Книга По ту сторону преступления и наказания. Попытки одоленного одолеть, страница 15. Автор книги Жан Амери

Разделитель для чтения книг в онлайн библиотеке

Онлайн книга «По ту сторону преступления и наказания. Попытки одоленного одолеть»

Cтраница 15

Удивляешься, что существует другой, безгранично самоутверждающийся в пытке, удивляешься, во что можешь превратиться сам – в плоть и смерть. Прошедший пытку не перестает удивляться, как все то, что можно назвать душой, или духом, или сознанием, или идентичностью, идет прахом, когда трещат и хрустят плечевые суставы. Он, конечно, знал прописную истину, что жизнь хрупка, что, как говорится у Шекспира, жизнь может оборвать «простой кинжал». Но что человека можно сделать настолько телесным и тем самым уже при жизни фактически отдать на растерзание смерти, узнал только через пытку.

Кто подвергался пытке, уже не способен чувствовать себя в мире как дома. Стыд уничтожения неистребим. Поруганного доверия к миру, которое отчасти утрачивается с первым же ударом и окончательно – в пытке, не восстановить. Сознание, что ближний обернулся врагом, застывает в жертве сгустком ужаса: после этого невозможно смотреть на мир как на царство надежды. Тот, кого мучили, отдан безоружным на произвол страха. Отныне им властвует страх. А также ресентимент. Они остаются, но едва ли имеют шанс вскипеть очищающей жаждой мести.

Сколько родины нужно человеку?

* _ЗАДАНИЕ_:
Можете дословно выписать из отрывка о пытке фрагмент, начиная со слов «Cтраница 15» и заканчивая словами «только через пытку.» включительно?

* _ПРЕДСТАВЛЕННЫЕ МАТЕРИАЛЫ_:
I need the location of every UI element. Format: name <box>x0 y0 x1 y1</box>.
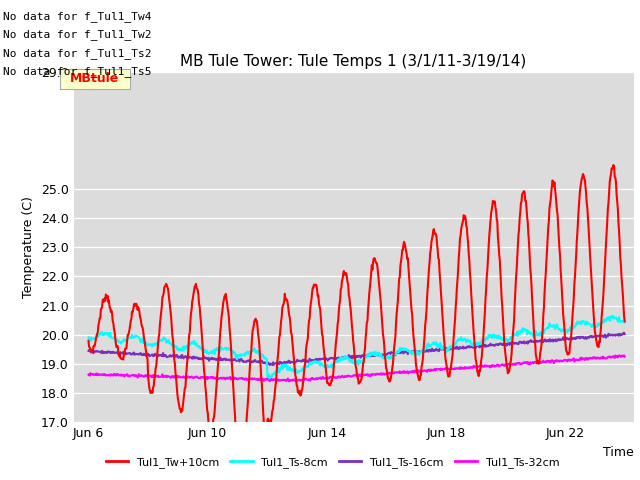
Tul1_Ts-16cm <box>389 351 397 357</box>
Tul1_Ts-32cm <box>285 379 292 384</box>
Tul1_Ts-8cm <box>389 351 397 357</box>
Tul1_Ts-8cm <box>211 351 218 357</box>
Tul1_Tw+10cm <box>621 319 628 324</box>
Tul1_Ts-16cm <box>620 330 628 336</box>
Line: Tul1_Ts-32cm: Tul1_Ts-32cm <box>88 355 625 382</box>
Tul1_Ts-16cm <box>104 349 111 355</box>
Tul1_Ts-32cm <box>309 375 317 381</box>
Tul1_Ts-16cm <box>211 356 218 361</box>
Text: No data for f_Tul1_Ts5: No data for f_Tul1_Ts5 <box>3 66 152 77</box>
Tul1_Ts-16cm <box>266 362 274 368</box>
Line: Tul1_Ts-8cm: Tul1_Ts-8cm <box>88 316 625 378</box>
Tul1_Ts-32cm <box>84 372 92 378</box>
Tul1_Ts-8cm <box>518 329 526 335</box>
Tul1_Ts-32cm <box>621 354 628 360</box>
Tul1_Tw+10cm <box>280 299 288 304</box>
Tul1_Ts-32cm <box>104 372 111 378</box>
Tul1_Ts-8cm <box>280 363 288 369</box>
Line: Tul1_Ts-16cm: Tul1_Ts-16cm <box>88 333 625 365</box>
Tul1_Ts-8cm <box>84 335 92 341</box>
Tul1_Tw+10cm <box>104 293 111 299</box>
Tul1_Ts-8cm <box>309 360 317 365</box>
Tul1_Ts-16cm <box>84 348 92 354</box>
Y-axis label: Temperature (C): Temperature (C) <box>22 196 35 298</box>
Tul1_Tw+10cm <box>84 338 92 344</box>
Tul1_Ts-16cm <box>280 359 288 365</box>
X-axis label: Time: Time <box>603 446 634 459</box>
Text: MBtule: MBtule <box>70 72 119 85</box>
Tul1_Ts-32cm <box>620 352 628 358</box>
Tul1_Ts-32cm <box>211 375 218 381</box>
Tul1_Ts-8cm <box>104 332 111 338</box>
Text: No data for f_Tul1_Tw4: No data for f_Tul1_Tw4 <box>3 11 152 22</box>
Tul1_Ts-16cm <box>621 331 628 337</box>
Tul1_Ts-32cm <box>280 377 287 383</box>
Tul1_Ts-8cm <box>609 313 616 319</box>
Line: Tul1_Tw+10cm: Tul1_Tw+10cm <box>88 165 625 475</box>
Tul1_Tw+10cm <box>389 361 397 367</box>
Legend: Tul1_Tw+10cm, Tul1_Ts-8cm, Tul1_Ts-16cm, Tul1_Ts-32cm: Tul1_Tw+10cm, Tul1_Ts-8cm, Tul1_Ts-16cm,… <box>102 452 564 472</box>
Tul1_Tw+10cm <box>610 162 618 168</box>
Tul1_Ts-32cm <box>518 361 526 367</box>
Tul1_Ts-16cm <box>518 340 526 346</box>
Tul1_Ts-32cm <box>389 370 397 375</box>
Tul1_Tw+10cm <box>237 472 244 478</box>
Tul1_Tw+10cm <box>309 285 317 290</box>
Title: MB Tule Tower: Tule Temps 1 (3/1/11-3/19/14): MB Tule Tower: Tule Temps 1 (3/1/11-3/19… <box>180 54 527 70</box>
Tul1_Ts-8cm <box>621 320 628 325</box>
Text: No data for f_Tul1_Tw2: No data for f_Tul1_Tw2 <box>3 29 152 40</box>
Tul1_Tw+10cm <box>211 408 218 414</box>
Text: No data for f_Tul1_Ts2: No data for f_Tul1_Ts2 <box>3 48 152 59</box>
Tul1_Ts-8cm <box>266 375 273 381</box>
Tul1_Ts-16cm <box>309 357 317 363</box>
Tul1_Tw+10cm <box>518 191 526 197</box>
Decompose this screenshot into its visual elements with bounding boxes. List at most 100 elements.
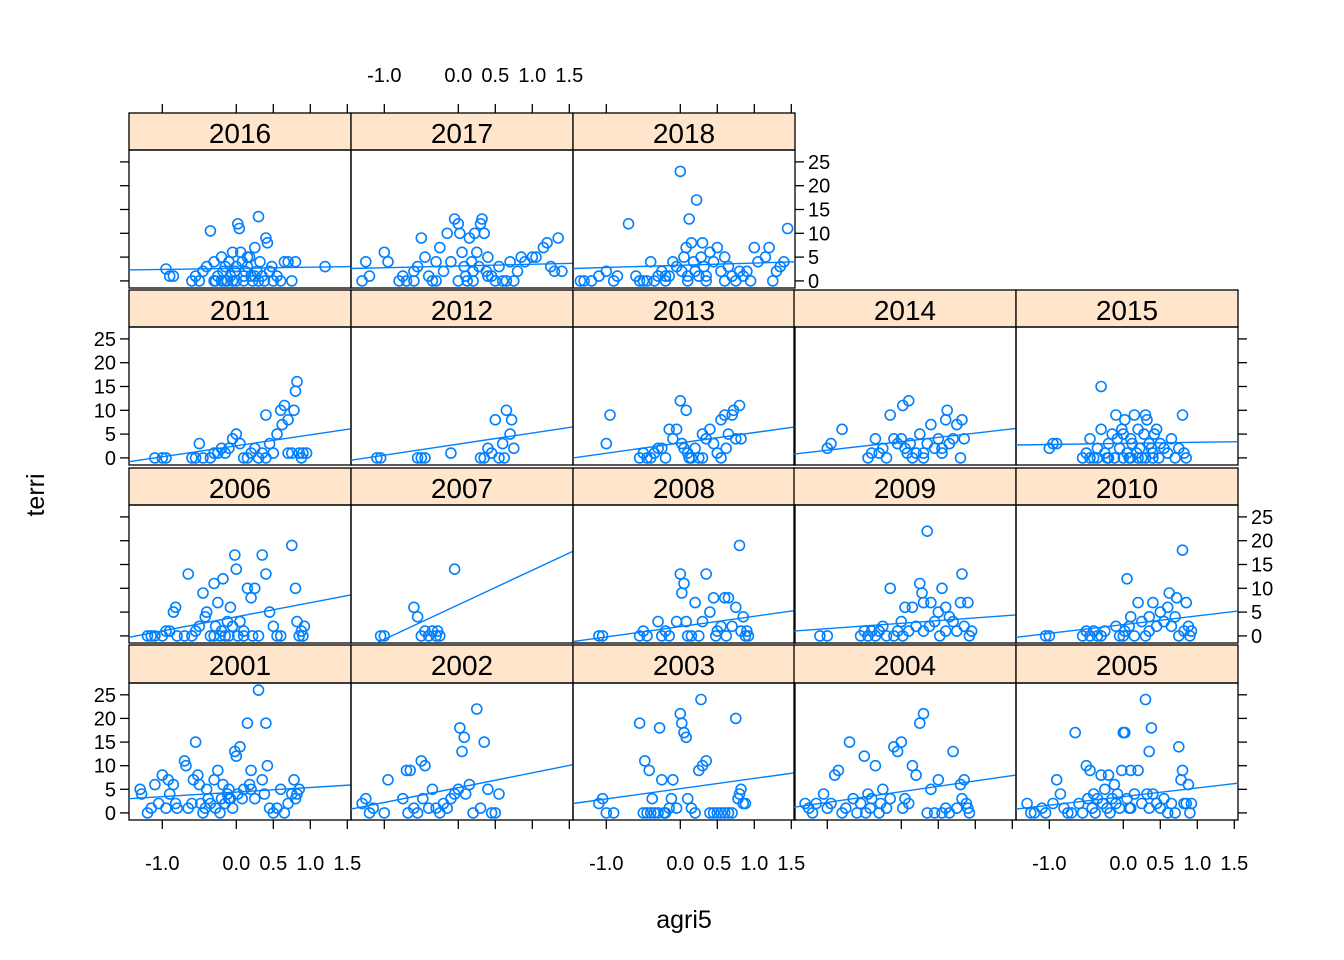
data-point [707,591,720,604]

* _ИТОГОВЫЙ ОТВЕТ_:
Cтраница 15

Удивляешься, что существует другой, безгранично самоутверждающийся в пытке, удивляешься, во что можешь превратиться сам – в плоть и смерть. Прошедший пытку не перестает удивляться, как все то, что можно назвать душой, или духом, или сознанием, или идентичностью, идет прахом, когда трещат и хрустят плечевые суставы. Он, конечно, знал прописную истину, что жизнь хрупка, что, как говорится у Шекспира, жизнь может оборвать «простой кинжал». Но что человека можно сделать настолько телесным и тем самым уже при жизни фактически отдать на растерзание смерти, узнал только через пытку.